→ **Request**
Restate the listing that follows word for word, without its pictures.
[BEGIN Exercise materials]
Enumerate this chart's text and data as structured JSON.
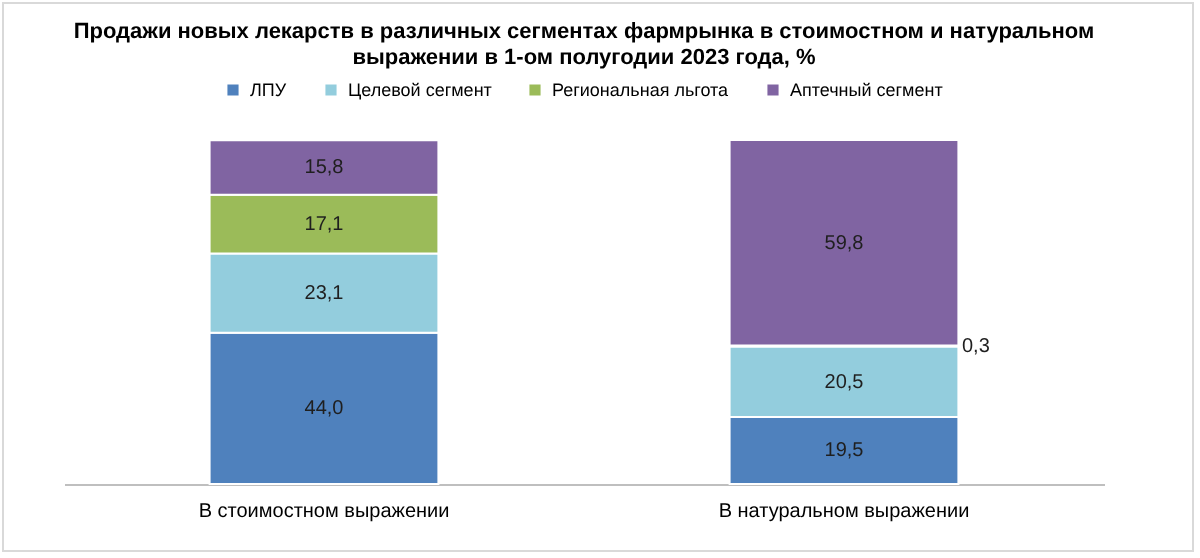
{
  "chart_data": {
    "type": "bar",
    "stacked": true,
    "title": "Продажи новых лекарств в различных сегментах фармрынка в стоимостном и натуральном выражении в 1-ом полугодии 2023 года, %",
    "categories": [
      "В стоимостном выражении",
      "В натуральном выражении"
    ],
    "series": [
      {
        "name": "ЛПУ",
        "color": "#4f81bd",
        "values": [
          44.0,
          19.5
        ],
        "value_labels": [
          "44,0",
          "19,5"
        ]
      },
      {
        "name": "Целевой сегмент",
        "color": "#93cddd",
        "values": [
          23.1,
          20.5
        ],
        "value_labels": [
          "23,1",
          "20,5"
        ]
      },
      {
        "name": "Региональная льгота",
        "color": "#9bbb59",
        "values": [
          17.1,
          0.3
        ],
        "value_labels": [
          "17,1",
          "0,3"
        ]
      },
      {
        "name": "Аптечный сегмент",
        "color": "#8064a2",
        "values": [
          15.8,
          59.8
        ],
        "value_labels": [
          "15,8",
          "59,8"
        ]
      }
    ],
    "legend": "top",
    "grid": false
  }
}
[END Exercise materials]
→ **Result for this task**
Enumerate this chart's text and data as structured JSON.
{
  "chart_data": {
    "type": "bar",
    "stacked": true,
    "title": "Продажи новых лекарств в различных сегментах фармрынка в стоимостном и натуральном выражении в 1-ом полугодии 2023 года, %",
    "categories": [
      "В стоимостном выражении",
      "В натуральном выражении"
    ],
    "series": [
      {
        "name": "ЛПУ",
        "color": "#4f81bd",
        "values": [
          44.0,
          19.5
        ],
        "value_labels": [
          "44,0",
          "19,5"
        ]
      },
      {
        "name": "Целевой сегмент",
        "color": "#93cddd",
        "values": [
          23.1,
          20.5
        ],
        "value_labels": [
          "23,1",
          "20,5"
        ]
      },
      {
        "name": "Региональная льгота",
        "color": "#9bbb59",
        "values": [
          17.1,
          0.3
        ],
        "value_labels": [
          "17,1",
          "0,3"
        ]
      },
      {
        "name": "Аптечный сегмент",
        "color": "#8064a2",
        "values": [
          15.8,
          59.8
        ],
        "value_labels": [
          "15,8",
          "59,8"
        ]
      }
    ],
    "legend": "top",
    "grid": false
  }
}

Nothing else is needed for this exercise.